start Given entries

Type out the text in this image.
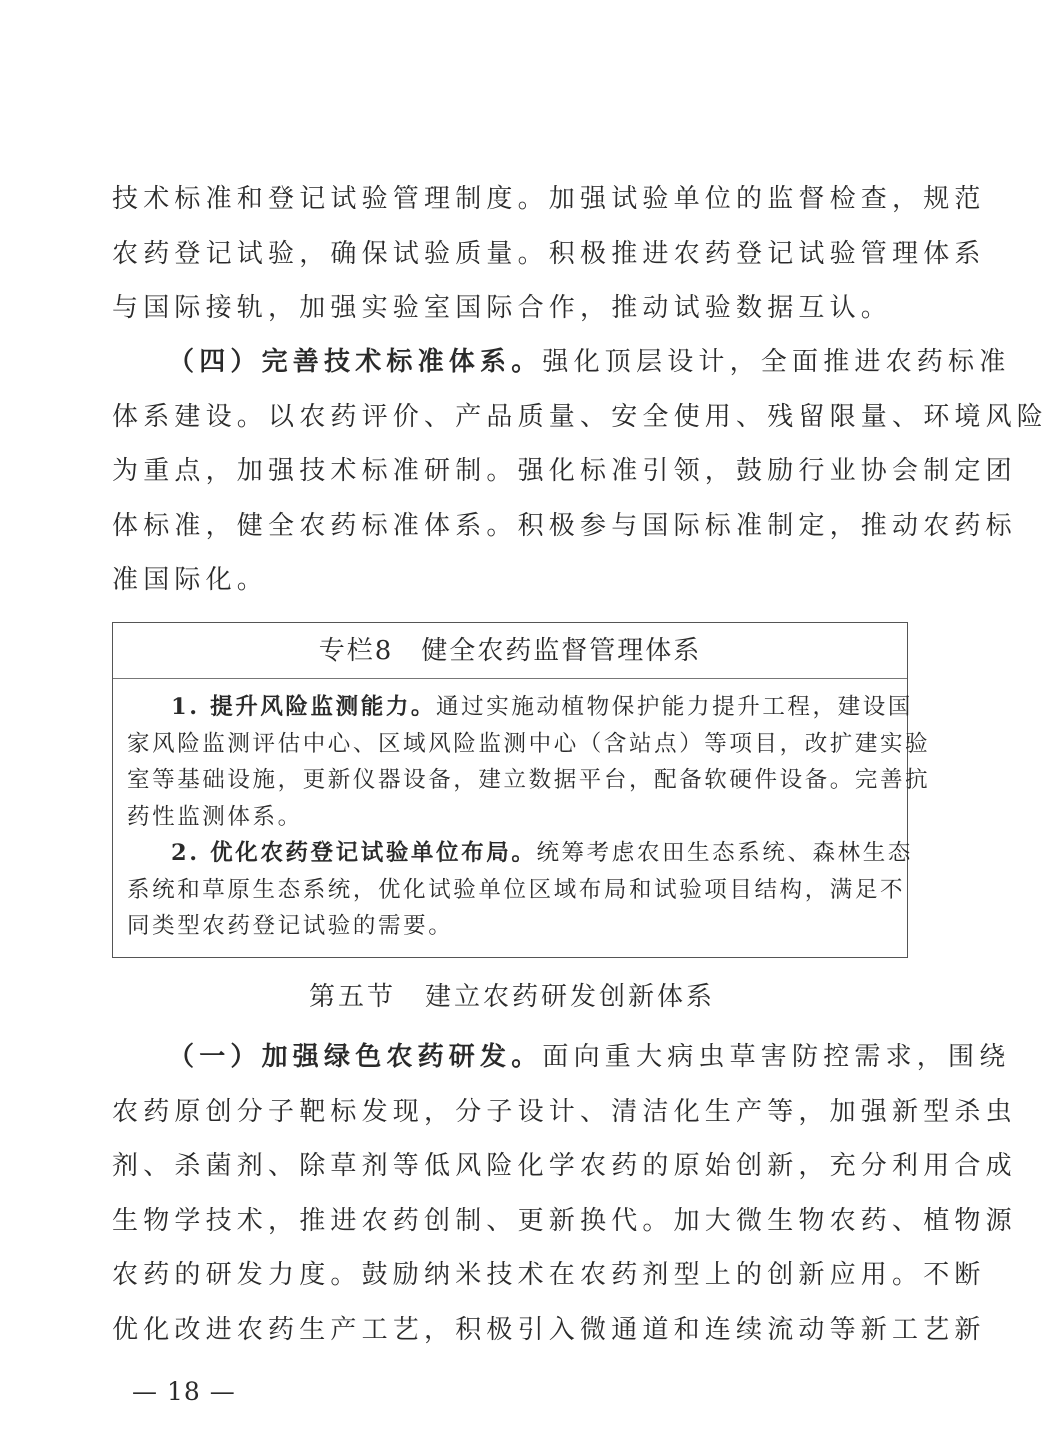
技术标准和登记试验管理制度。加强试验单位的监督检查，规范
农药登记试验，确保试验质量。积极推进农药登记试验管理体系
与国际接轨，加强实验室国际合作，推动试验数据互认。
（四）完善技术标准体系。强化顶层设计，全面推进农药标准
体系建设。以农药评价、产品质量、安全使用、残留限量、环境风险
为重点，加强技术标准研制。强化标准引领，鼓励行业协会制定团
体标准，健全农药标准体系。积极参与国际标准制定，推动农药标
准国际化。
专栏8　健全农药监督管理体系
1. 提升风险监测能力。通过实施动植物保护能力提升工程，建设国
家风险监测评估中心、区域风险监测中心（含站点）等项目，改扩建实验
室等基础设施，更新仪器设备，建立数据平台，配备软硬件设备。完善抗
药性监测体系。
2. 优化农药登记试验单位布局。统筹考虑农田生态系统、森林生态
系统和草原生态系统，优化试验单位区域布局和试验项目结构，满足不
同类型农药登记试验的需要。
第五节　建立农药研发创新体系
（一）加强绿色农药研发。面向重大病虫草害防控需求，围绕
农药原创分子靶标发现，分子设计、清洁化生产等，加强新型杀虫
剂、杀菌剂、除草剂等低风险化学农药的原始创新，充分利用合成
生物学技术，推进农药创制、更新换代。加大微生物农药、植物源
农药的研发力度。鼓励纳米技术在农药剂型上的创新应用。不断
优化改进农药生产工艺，积极引入微通道和连续流动等新工艺新
— 18 —
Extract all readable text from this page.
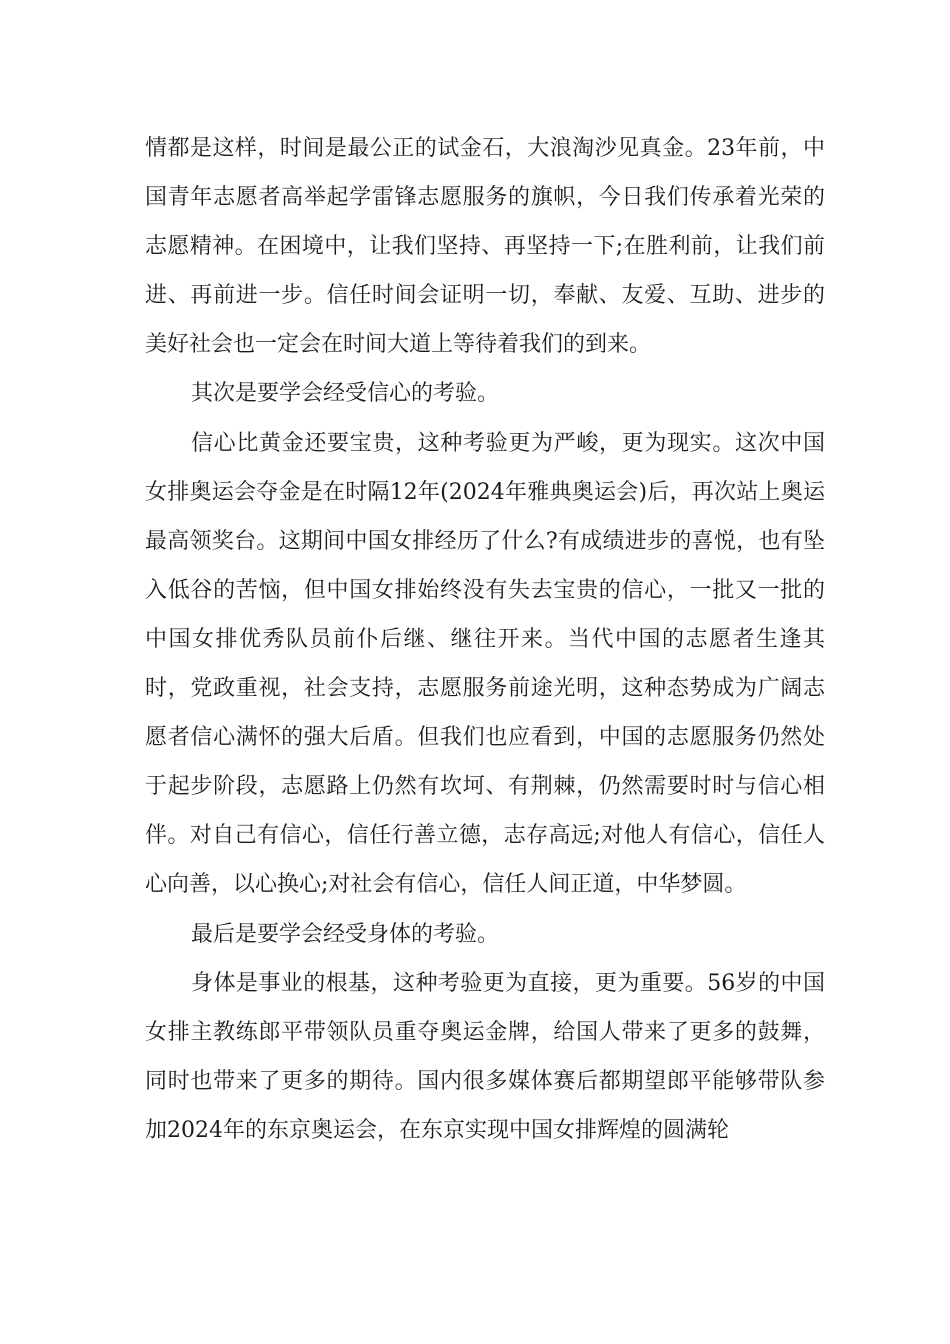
情都是这样，时间是最公正的试金石，大浪淘沙见真金。23年前，中国青年志愿者高举起学雷锋志愿服务的旗帜，今日我们传承着光荣的志愿精神。在困境中，让我们坚持、再坚持一下;在胜利前，让我们前进、再前进一步。信任时间会证明一切，奉献、友爱、互助、进步的美好社会也一定会在时间大道上等待着我们的到来。

其次是要学会经受信心的考验。

信心比黄金还要宝贵，这种考验更为严峻，更为现实。这次中国女排奥运会夺金是在时隔12年(2024年雅典奥运会)后，再次站上奥运最高领奖台。这期间中国女排经历了什么?有成绩进步的喜悦，也有坠入低谷的苦恼，但中国女排始终没有失去宝贵的信心，一批又一批的中国女排优秀队员前仆后继、继往开来。当代中国的志愿者生逢其时，党政重视，社会支持，志愿服务前途光明，这种态势成为广阔志愿者信心满怀的强大后盾。但我们也应看到，中国的志愿服务仍然处于起步阶段，志愿路上仍然有坎坷、有荆棘，仍然需要时时与信心相伴。对自己有信心，信任行善立德，志存高远;对他人有信心，信任人心向善，以心换心;对社会有信心，信任人间正道，中华梦圆。

最后是要学会经受身体的考验。

身体是事业的根基，这种考验更为直接，更为重要。56岁的中国女排主教练郎平带领队员重夺奥运金牌，给国人带来了更多的鼓舞，同时也带来了更多的期待。国内很多媒体赛后都期望郎平能够带队参加2024年的东京奥运会，在东京实现中国女排辉煌的圆满轮
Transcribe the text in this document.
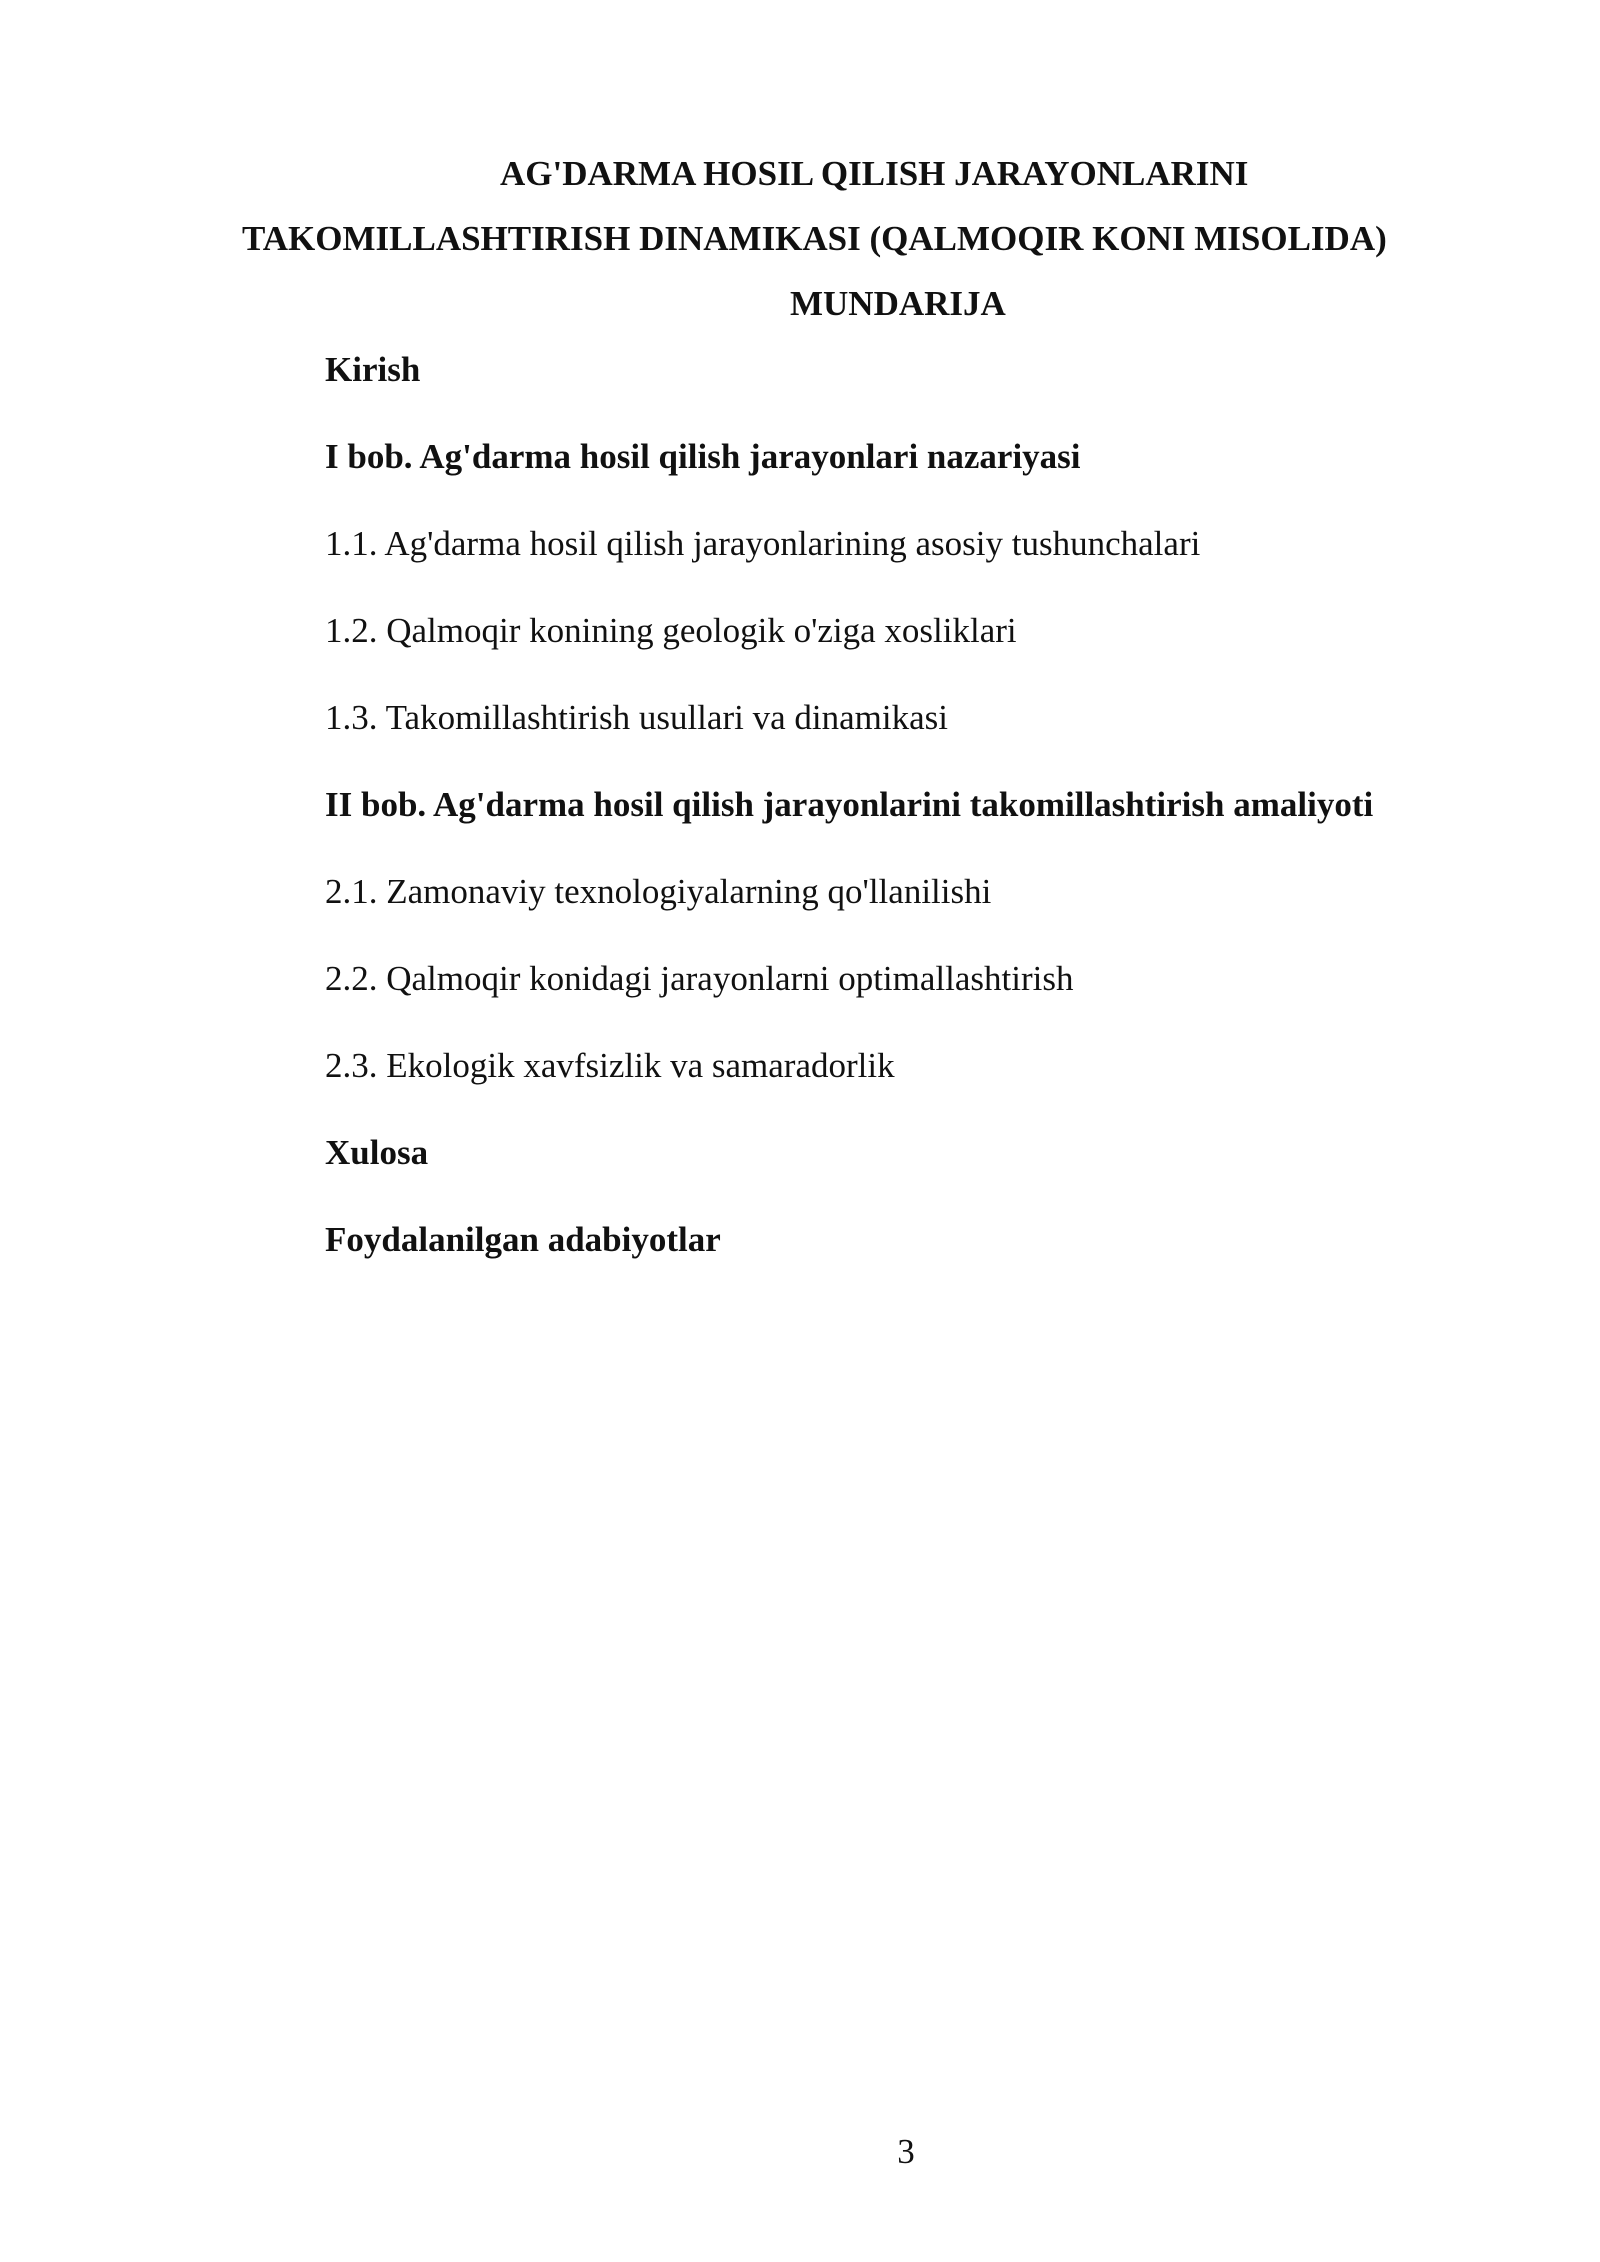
AG'DARMA HOSIL QILISH JARAYONLARINI
TAKOMILLASHTIRISH DINAMIKASI (QALMOQIR KONI MISOLIDA)
MUNDARIJA
Kirish
I bob. Ag'darma hosil qilish jarayonlari nazariyasi
1.1. Ag'darma hosil qilish jarayonlarining asosiy tushunchalari
1.2. Qalmoqir konining geologik o'ziga xosliklari
1.3. Takomillashtirish usullari va dinamikasi
II bob. Ag'darma hosil qilish jarayonlarini takomillashtirish amaliyoti
2.1. Zamonaviy texnologiyalarning qo'llanilishi
2.2. Qalmoqir konidagi jarayonlarni optimallashtirish
2.3. Ekologik xavfsizlik va samaradorlik
Xulosa
Foydalanilgan adabiyotlar
3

end Given entries

■ **Set task**:
Copy out each line exactly, without the pictures.

■ **Exercise response**:
Type out the text in this image.
技术标准和登记试验管理制度。加强试验单位的监督检查，规范
农药登记试验，确保试验质量。积极推进农药登记试验管理体系
与国际接轨，加强实验室国际合作，推动试验数据互认。
（四）完善技术标准体系。强化顶层设计，全面推进农药标准
体系建设。以农药评价、产品质量、安全使用、残留限量、环境风险
为重点，加强技术标准研制。强化标准引领，鼓励行业协会制定团
体标准，健全农药标准体系。积极参与国际标准制定，推动农药标
准国际化。
专栏8　健全农药监督管理体系
1. 提升风险监测能力。通过实施动植物保护能力提升工程，建设国
家风险监测评估中心、区域风险监测中心（含站点）等项目，改扩建实验
室等基础设施，更新仪器设备，建立数据平台，配备软硬件设备。完善抗
药性监测体系。
2. 优化农药登记试验单位布局。统筹考虑农田生态系统、森林生态
系统和草原生态系统，优化试验单位区域布局和试验项目结构，满足不
同类型农药登记试验的需要。
第五节　建立农药研发创新体系
（一）加强绿色农药研发。面向重大病虫草害防控需求，围绕
农药原创分子靶标发现，分子设计、清洁化生产等，加强新型杀虫
剂、杀菌剂、除草剂等低风险化学农药的原始创新，充分利用合成
生物学技术，推进农药创制、更新换代。加大微生物农药、植物源
农药的研发力度。鼓励纳米技术在农药剂型上的创新应用。不断
优化改进农药生产工艺，积极引入微通道和连续流动等新工艺新
— 18 —
Extract all readable text from this page.
情都是这样，时间是最公正的试金石，大浪淘沙见真金。23年前，中国青年志愿者高举起学雷锋志愿服务的旗帜，今日我们传承着光荣的志愿精神。在困境中，让我们坚持、再坚持一下;在胜利前，让我们前进、再前进一步。信任时间会证明一切，奉献、友爱、互助、进步的美好社会也一定会在时间大道上等待着我们的到来。

其次是要学会经受信心的考验。

信心比黄金还要宝贵，这种考验更为严峻，更为现实。这次中国女排奥运会夺金是在时隔12年(2024年雅典奥运会)后，再次站上奥运最高领奖台。这期间中国女排经历了什么?有成绩进步的喜悦，也有坠入低谷的苦恼，但中国女排始终没有失去宝贵的信心，一批又一批的中国女排优秀队员前仆后继、继往开来。当代中国的志愿者生逢其时，党政重视，社会支持，志愿服务前途光明，这种态势成为广阔志愿者信心满怀的强大后盾。但我们也应看到，中国的志愿服务仍然处于起步阶段，志愿路上仍然有坎坷、有荆棘，仍然需要时时与信心相伴。对自己有信心，信任行善立德，志存高远;对他人有信心，信任人心向善，以心换心;对社会有信心，信任人间正道，中华梦圆。

最后是要学会经受身体的考验。

身体是事业的根基，这种考验更为直接，更为重要。56岁的中国女排主教练郎平带领队员重夺奥运金牌，给国人带来了更多的鼓舞，同时也带来了更多的期待。国内很多媒体赛后都期望郎平能够带队参加2024年的东京奥运会，在东京实现中国女排辉煌的圆满轮
Transcribe the text in this document.
AG'DARMA HOSIL QILISH JARAYONLARINI
TAKOMILLASHTIRISH DINAMIKASI (QALMOQIR KONI MISOLIDA)
MUNDARIJA
Kirish
I bob. Ag'darma hosil qilish jarayonlari nazariyasi
1.1. Ag'darma hosil qilish jarayonlarining asosiy tushunchalari
1.2. Qalmoqir konining geologik o'ziga xosliklari
1.3. Takomillashtirish usullari va dinamikasi
II bob. Ag'darma hosil qilish jarayonlarini takomillashtirish amaliyoti
2.1. Zamonaviy texnologiyalarning qo'llanilishi
2.2. Qalmoqir konidagi jarayonlarni optimallashtirish
2.3. Ekologik xavfsizlik va samaradorlik
Xulosa
Foydalanilgan adabiyotlar
3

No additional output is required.